(Stored items from a collection)
□ □ □ □ □ □ □
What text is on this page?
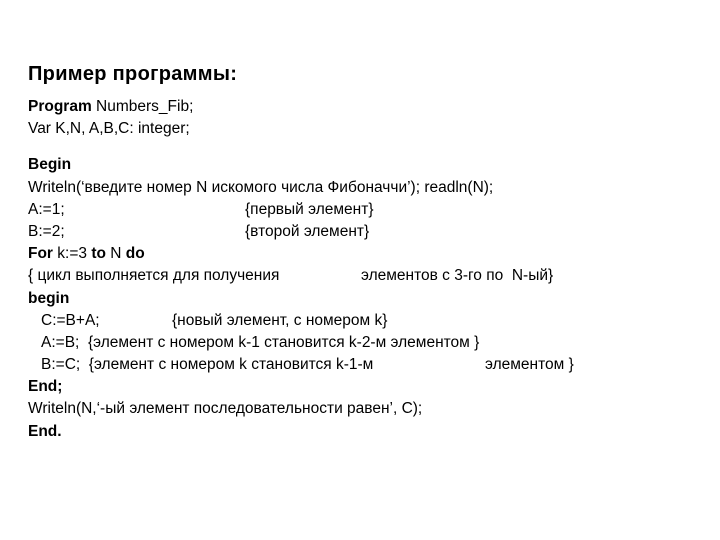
Пример программы:
Program Numbers_Fib;
Var K,N, A,B,C: integer;
Begin
Writeln(‘введите номер N искомого числа Фибоначчи’); readln(N);

A:=1;

	{первый элемент}

B:=2;

	{второй элемент}

For k:=3 to N do

{ цикл выполняется для получения

	элементов с 3-го по  N-ый}

begin

C:=B+A;

	{новый элемент, с номером k}

A:=B;  {элемент с номером k-1 становится k-2-м элементом }

B:=C;  {элемент с номером k становится k-1-м

	элементом }

End;
Writeln(N,‘-ый элемент последовательности равен’, C);
End.
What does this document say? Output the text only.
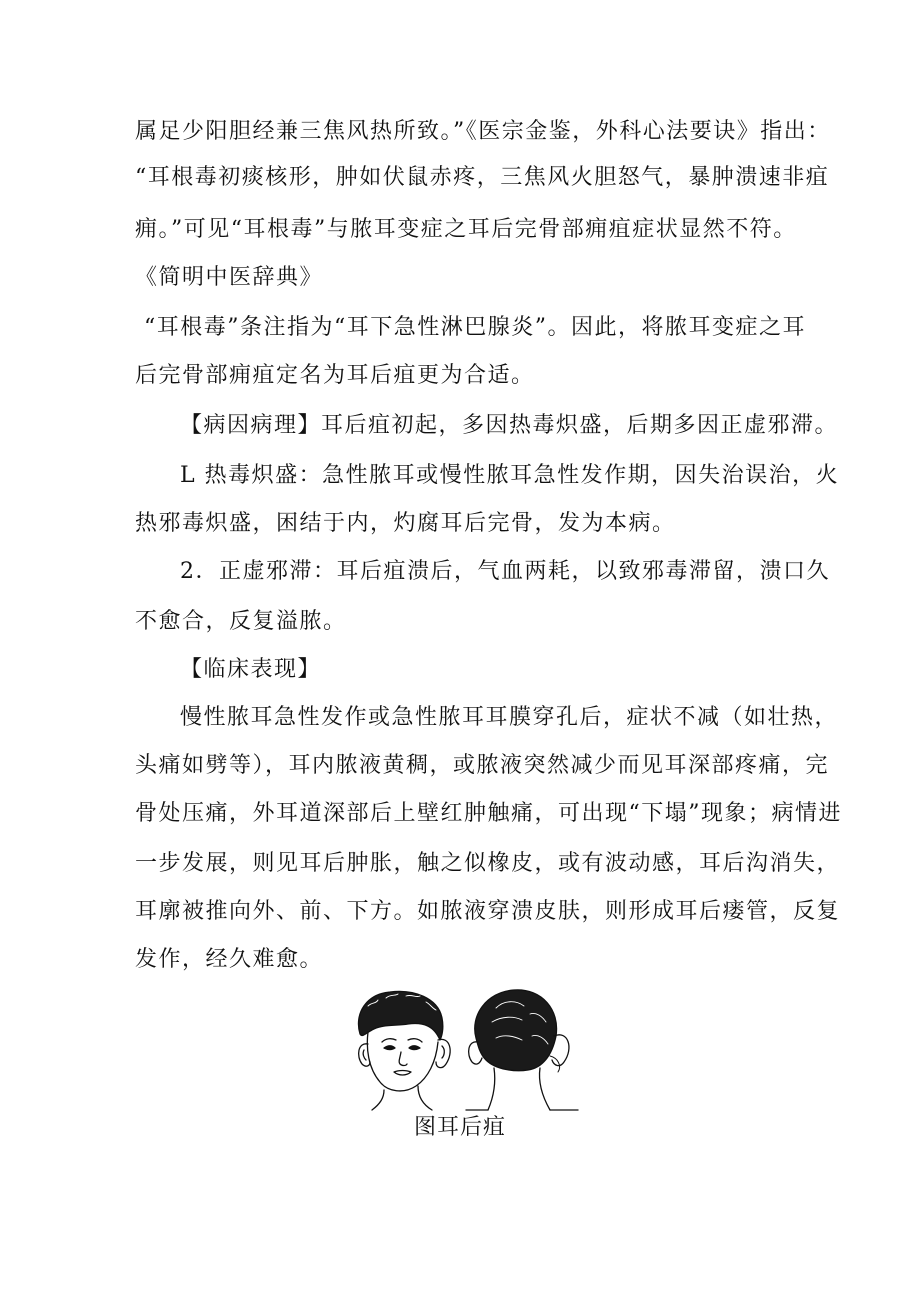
属足少阳胆经兼三焦风热所致。”《医宗金鉴，外科心法要诀》指出：
“耳根毒初痰核形，肿如伏鼠赤疼，三焦风火胆怒气，暴肿溃速非疽
痈。”可见“耳根毒”与脓耳变症之耳后完骨部痈疽症状显然不符。
《简明中医辞典》
“耳根毒”条注指为“耳下急性淋巴腺炎”。因此，将脓耳变症之耳
后完骨部痈疽定名为耳后疽更为合适。
【病因病理】耳后疽初起，多因热毒炽盛，后期多因正虚邪滞。
L 热毒炽盛：急性脓耳或慢性脓耳急性发作期，因失治误治，火
热邪毒炽盛，困结于内，灼腐耳后完骨，发为本病。
2．正虚邪滞：耳后疽溃后，气血两耗，以致邪毒滞留，溃口久
不愈合，反复溢脓。
【临床表现】
慢性脓耳急性发作或急性脓耳耳膜穿孔后，症状不减（如壮热，
头痛如劈等），耳内脓液黄稠，或脓液突然减少而见耳深部疼痛，完
骨处压痛，外耳道深部后上壁红肿触痛，可出现“下塌”现象；病情进
一步发展，则见耳后肿胀，触之似橡皮，或有波动感，耳后沟消失，
耳廓被推向外、前、下方。如脓液穿溃皮肤，则形成耳后瘘管，反复
发作，经久难愈。
图耳后疽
□ □ □ □ □ □ □
**Exercise brief:** Reproduce the records above exactly, leaving out every picture they contain.

**Written response:**
What text is on this page?
Пример программы:
Program Numbers_Fib;
Var K,N, A,B,C: integer;
Begin
Writeln(‘введите номер N искомого числа Фибоначчи’); readln(N);

A:=1;

	{первый элемент}

B:=2;

	{второй элемент}

For k:=3 to N do

{ цикл выполняется для получения

	элементов с 3-го по  N-ый}

begin

C:=B+A;

	{новый элемент, с номером k}

A:=B;  {элемент с номером k-1 становится k-2-м элементом }

B:=C;  {элемент с номером k становится k-1-м

	элементом }

End;
Writeln(N,‘-ый элемент последовательности равен’, C);
End.
What does this document say? Output the text only.
属足少阳胆经兼三焦风热所致。”《医宗金鉴，外科心法要诀》指出：
“耳根毒初痰核形，肿如伏鼠赤疼，三焦风火胆怒气，暴肿溃速非疽
痈。”可见“耳根毒”与脓耳变症之耳后完骨部痈疽症状显然不符。
《简明中医辞典》
“耳根毒”条注指为“耳下急性淋巴腺炎”。因此，将脓耳变症之耳
后完骨部痈疽定名为耳后疽更为合适。
【病因病理】耳后疽初起，多因热毒炽盛，后期多因正虚邪滞。
L 热毒炽盛：急性脓耳或慢性脓耳急性发作期，因失治误治，火
热邪毒炽盛，困结于内，灼腐耳后完骨，发为本病。
2．正虚邪滞：耳后疽溃后，气血两耗，以致邪毒滞留，溃口久
不愈合，反复溢脓。
【临床表现】
慢性脓耳急性发作或急性脓耳耳膜穿孔后，症状不减（如壮热，
头痛如劈等），耳内脓液黄稠，或脓液突然减少而见耳深部疼痛，完
骨处压痛，外耳道深部后上壁红肿触痛，可出现“下塌”现象；病情进
一步发展，则见耳后肿胀，触之似橡皮，或有波动感，耳后沟消失，
耳廓被推向外、前、下方。如脓液穿溃皮肤，则形成耳后瘘管，反复
发作，经久难愈。
图耳后疽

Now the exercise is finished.